— EXERCISE DIRECTIONS —
Every line with the string "Hardware" should be gathered.

#### PROVIDED RECORDS

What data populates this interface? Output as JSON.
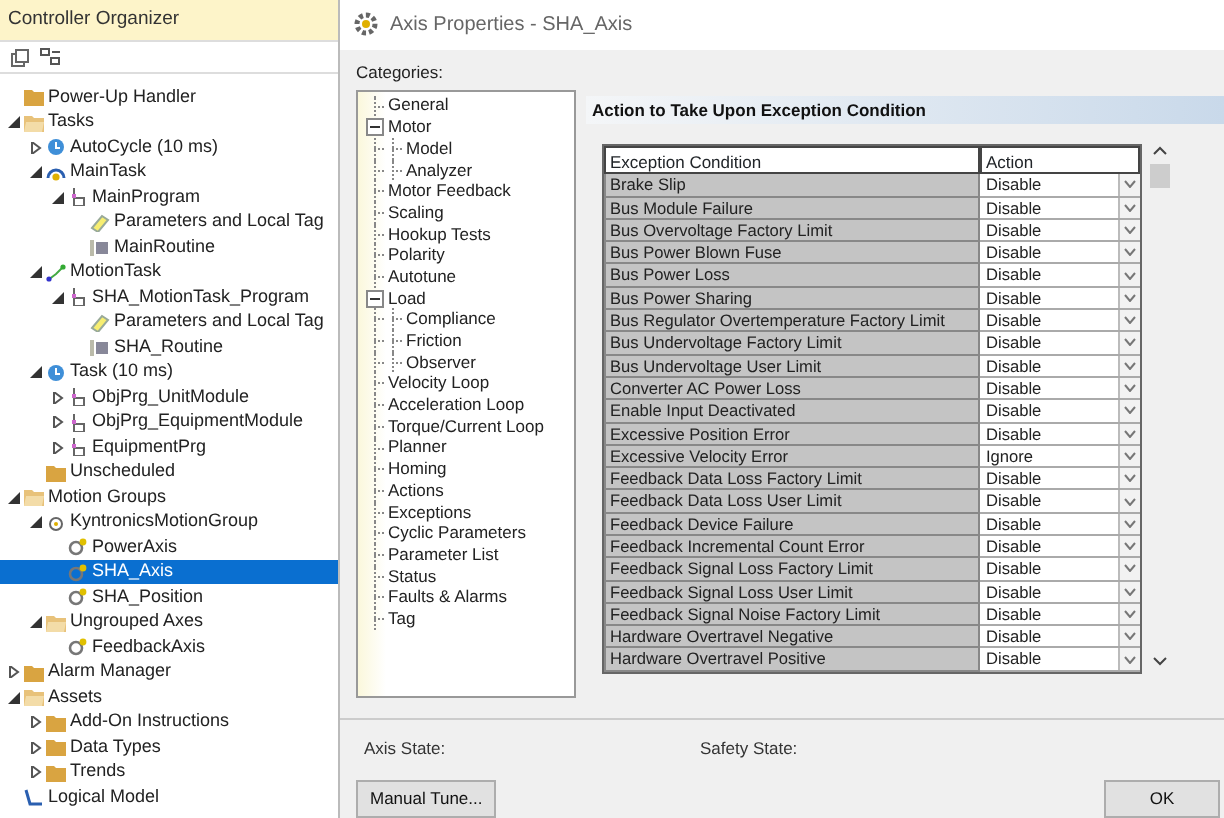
{
  "organizer": {
    "title": "Controller Organizer",
    "tree": [
      {
        "label": "Power-Up Handler",
        "kind": "folder"
      },
      {
        "label": "Tasks",
        "kind": "openfolder",
        "expanded": true,
        "children": [
          {
            "label": "AutoCycle (10 ms)",
            "kind": "clock",
            "expanded": false
          },
          {
            "label": "MainTask",
            "kind": "task",
            "expanded": true,
            "children": [
              {
                "label": "MainProgram",
                "kind": "program",
                "expanded": true,
                "children": [
                  {
                    "label": "Parameters and Local Tag",
                    "kind": "tags"
                  },
                  {
                    "label": "MainRoutine",
                    "kind": "routine"
                  }
                ]
              }
            ]
          },
          {
            "label": "MotionTask",
            "kind": "motion",
            "expanded": true,
            "children": [
              {
                "label": "SHA_MotionTask_Program",
                "kind": "program",
                "expanded": true,
                "children": [
                  {
                    "label": "Parameters and Local Tag",
                    "kind": "tags"
                  },
                  {
                    "label": "SHA_Routine",
                    "kind": "routine"
                  }
                ]
              }
            ]
          },
          {
            "label": "Task (10 ms)",
            "kind": "clock",
            "expanded": true,
            "children": [
              {
                "label": "ObjPrg_UnitModule",
                "kind": "program",
                "expanded": false
              },
              {
                "label": "ObjPrg_EquipmentModule",
                "kind": "program",
                "expanded": false
              },
              {
                "label": "EquipmentPrg",
                "kind": "program",
                "expanded": false
              }
            ]
          },
          {
            "label": "Unscheduled",
            "kind": "folder"
          }
        ]
      },
      {
        "label": "Motion Groups",
        "kind": "openfolder",
        "expanded": true,
        "children": [
          {
            "label": "KyntronicsMotionGroup",
            "kind": "group",
            "expanded": true,
            "children": [
              {
                "label": "PowerAxis",
                "kind": "axis",
                "selected": false
              },
              {
                "label": "SHA_Axis",
                "kind": "axis",
                "selected": true
              },
              {
                "label": "SHA_Position",
                "kind": "axis",
                "selected": false
              }
            ]
          },
          {
            "label": "Ungrouped Axes",
            "kind": "openfolder",
            "expanded": true,
            "children": [
              {
                "label": "FeedbackAxis",
                "kind": "axis",
                "selected": false
              }
            ]
          }
        ]
      },
      {
        "label": "Alarm Manager",
        "kind": "folder",
        "expanded": false
      },
      {
        "label": "Assets",
        "kind": "openfolder",
        "expanded": true,
        "children": [
          {
            "label": "Add-On Instructions",
            "kind": "folder",
            "expanded": false
          },
          {
            "label": "Data Types",
            "kind": "folder",
            "expanded": false
          },
          {
            "label": "Trends",
            "kind": "folder",
            "expanded": false
          }
        ]
      },
      {
        "label": "Logical Model",
        "kind": "model"
      }
    ]
  },
  "dialog": {
    "title": "Axis Properties - SHA_Axis",
    "categories_label": "Categories:",
    "categories": [
      {
        "label": "General"
      },
      {
        "label": "Motor",
        "expanded": true,
        "children": [
          {
            "label": "Model"
          },
          {
            "label": "Analyzer"
          }
        ]
      },
      {
        "label": "Motor Feedback"
      },
      {
        "label": "Scaling"
      },
      {
        "label": "Hookup Tests"
      },
      {
        "label": "Polarity"
      },
      {
        "label": "Autotune"
      },
      {
        "label": "Load",
        "expanded": true,
        "children": [
          {
            "label": "Compliance"
          },
          {
            "label": "Friction"
          },
          {
            "label": "Observer"
          }
        ]
      },
      {
        "label": "Velocity Loop"
      },
      {
        "label": "Acceleration Loop"
      },
      {
        "label": "Torque/Current Loop"
      },
      {
        "label": "Planner"
      },
      {
        "label": "Homing"
      },
      {
        "label": "Actions"
      },
      {
        "label": "Exceptions"
      },
      {
        "label": "Cyclic Parameters"
      },
      {
        "label": "Parameter List"
      },
      {
        "label": "Status"
      },
      {
        "label": "Faults & Alarms"
      },
      {
        "label": "Tag"
      }
    ],
    "section_title": "Action to Take Upon Exception Condition",
    "table": {
      "columns": [
        "Exception Condition",
        "Action"
      ],
      "rows": [
        [
          "Brake Slip",
          "Disable"
        ],
        [
          "Bus Module Failure",
          "Disable"
        ],
        [
          "Bus Overvoltage Factory Limit",
          "Disable"
        ],
        [
          "Bus Power Blown Fuse",
          "Disable"
        ],
        [
          "Bus Power Loss",
          "Disable"
        ],
        [
          "Bus Power Sharing",
          "Disable"
        ],
        [
          "Bus Regulator Overtemperature Factory Limit",
          "Disable"
        ],
        [
          "Bus Undervoltage Factory Limit",
          "Disable"
        ],
        [
          "Bus Undervoltage User Limit",
          "Disable"
        ],
        [
          "Converter AC Power Loss",
          "Disable"
        ],
        [
          "Enable Input Deactivated",
          "Disable"
        ],
        [
          "Excessive Position Error",
          "Disable"
        ],
        [
          "Excessive Velocity Error",
          "Ignore"
        ],
        [
          "Feedback Data Loss Factory Limit",
          "Disable"
        ],
        [
          "Feedback Data Loss User Limit",
          "Disable"
        ],
        [
          "Feedback Device Failure",
          "Disable"
        ],
        [
          "Feedback Incremental Count Error",
          "Disable"
        ],
        [
          "Feedback Signal Loss Factory Limit",
          "Disable"
        ],
        [
          "Feedback Signal Loss User Limit",
          "Disable"
        ],
        [
          "Feedback Signal Noise Factory Limit",
          "Disable"
        ],
        [
          "Hardware Overtravel Negative",
          "Disable"
        ],
        [
          "Hardware Overtravel Positive",
          "Disable"
        ]
      ]
    },
    "axis_state_label": "Axis State:",
    "safety_state_label": "Safety State:",
    "buttons": [
      "Manual Tune...",
      "OK"
    ]
  }
}
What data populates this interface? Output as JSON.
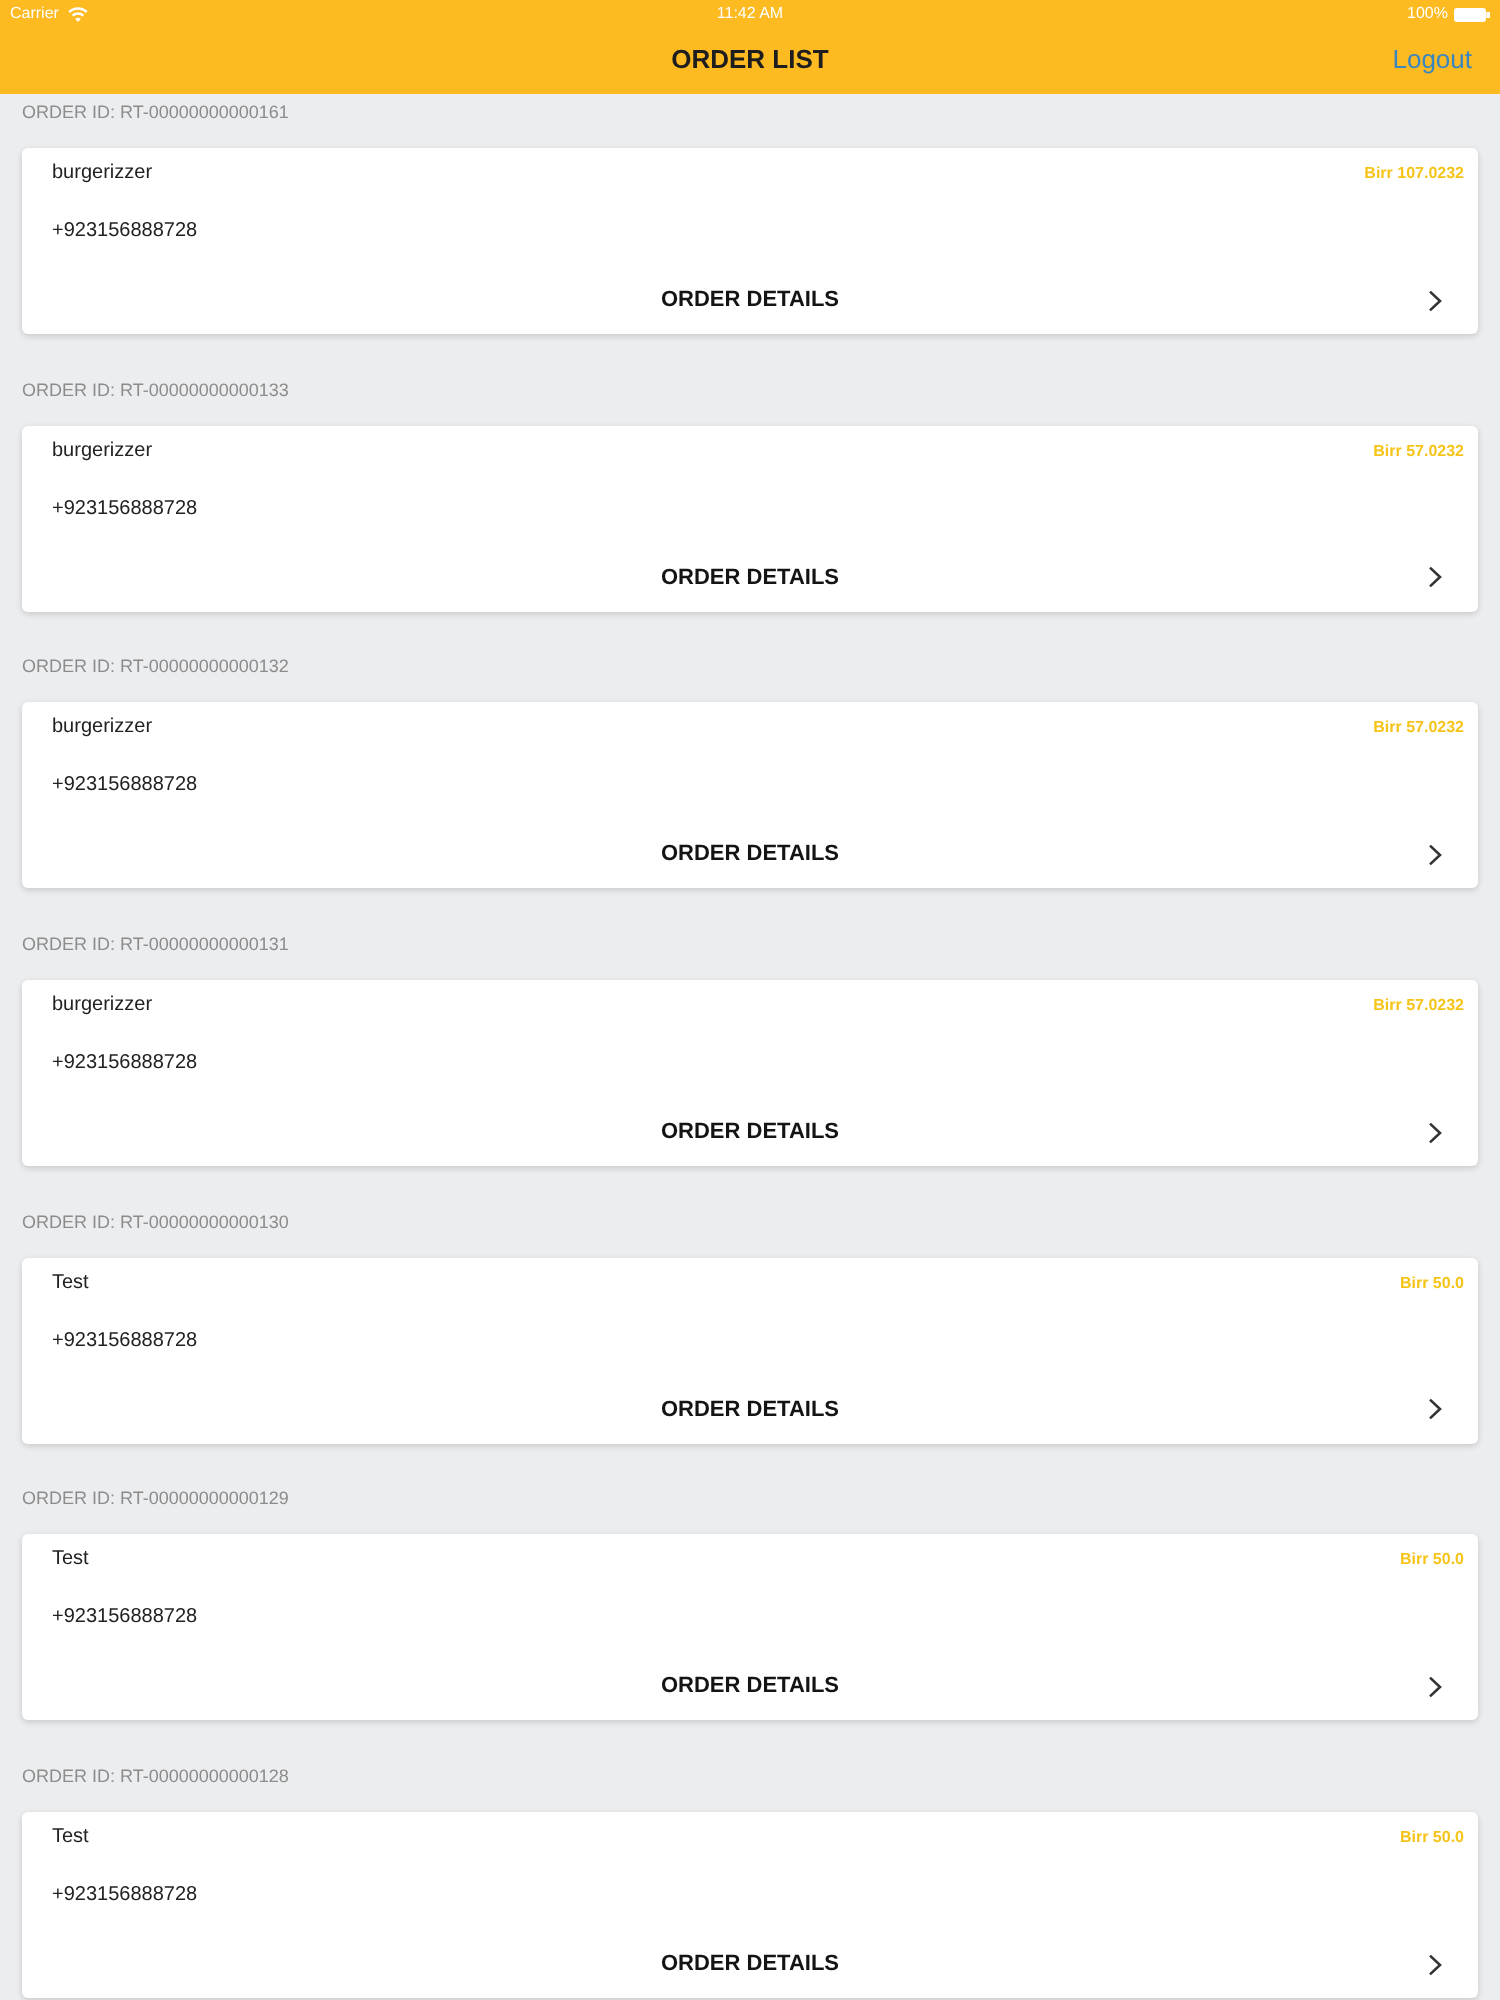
{
  "status_bar": {
    "carrier": "Carrier",
    "time": "11:42 AM",
    "battery": "100%"
  },
  "nav_bar": {
    "title": "ORDER LIST",
    "action": "Logout"
  },
  "orders": [
    {
      "order_id": "ORDER ID: RT-00000000000161",
      "customer": "burgerizzer",
      "total": "Birr 107.0232",
      "phone": "+923156888728",
      "details_button": "ORDER DETAILS"
    },
    {
      "order_id": "ORDER ID: RT-00000000000133",
      "customer": "burgerizzer",
      "total": "Birr 57.0232",
      "phone": "+923156888728",
      "details_button": "ORDER DETAILS"
    },
    {
      "order_id": "ORDER ID: RT-00000000000132",
      "customer": "burgerizzer",
      "total": "Birr 57.0232",
      "phone": "+923156888728",
      "details_button": "ORDER DETAILS"
    },
    {
      "order_id": "ORDER ID: RT-00000000000131",
      "customer": "burgerizzer",
      "total": "Birr 57.0232",
      "phone": "+923156888728",
      "details_button": "ORDER DETAILS"
    },
    {
      "order_id": "ORDER ID: RT-00000000000130",
      "customer": "Test",
      "total": "Birr 50.0",
      "phone": "+923156888728",
      "details_button": "ORDER DETAILS"
    },
    {
      "order_id": "ORDER ID: RT-00000000000129",
      "customer": "Test",
      "total": "Birr 50.0",
      "phone": "+923156888728",
      "details_button": "ORDER DETAILS"
    },
    {
      "order_id": "ORDER ID: RT-00000000000128",
      "customer": "Test",
      "total": "Birr 50.0",
      "phone": "+923156888728",
      "details_button": "ORDER DETAILS"
    }
  ]
}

########

— ANSWER TO THE EXERCISE —
          "Hardware Overtravel Negative",
          "Hardware Overtravel Positive",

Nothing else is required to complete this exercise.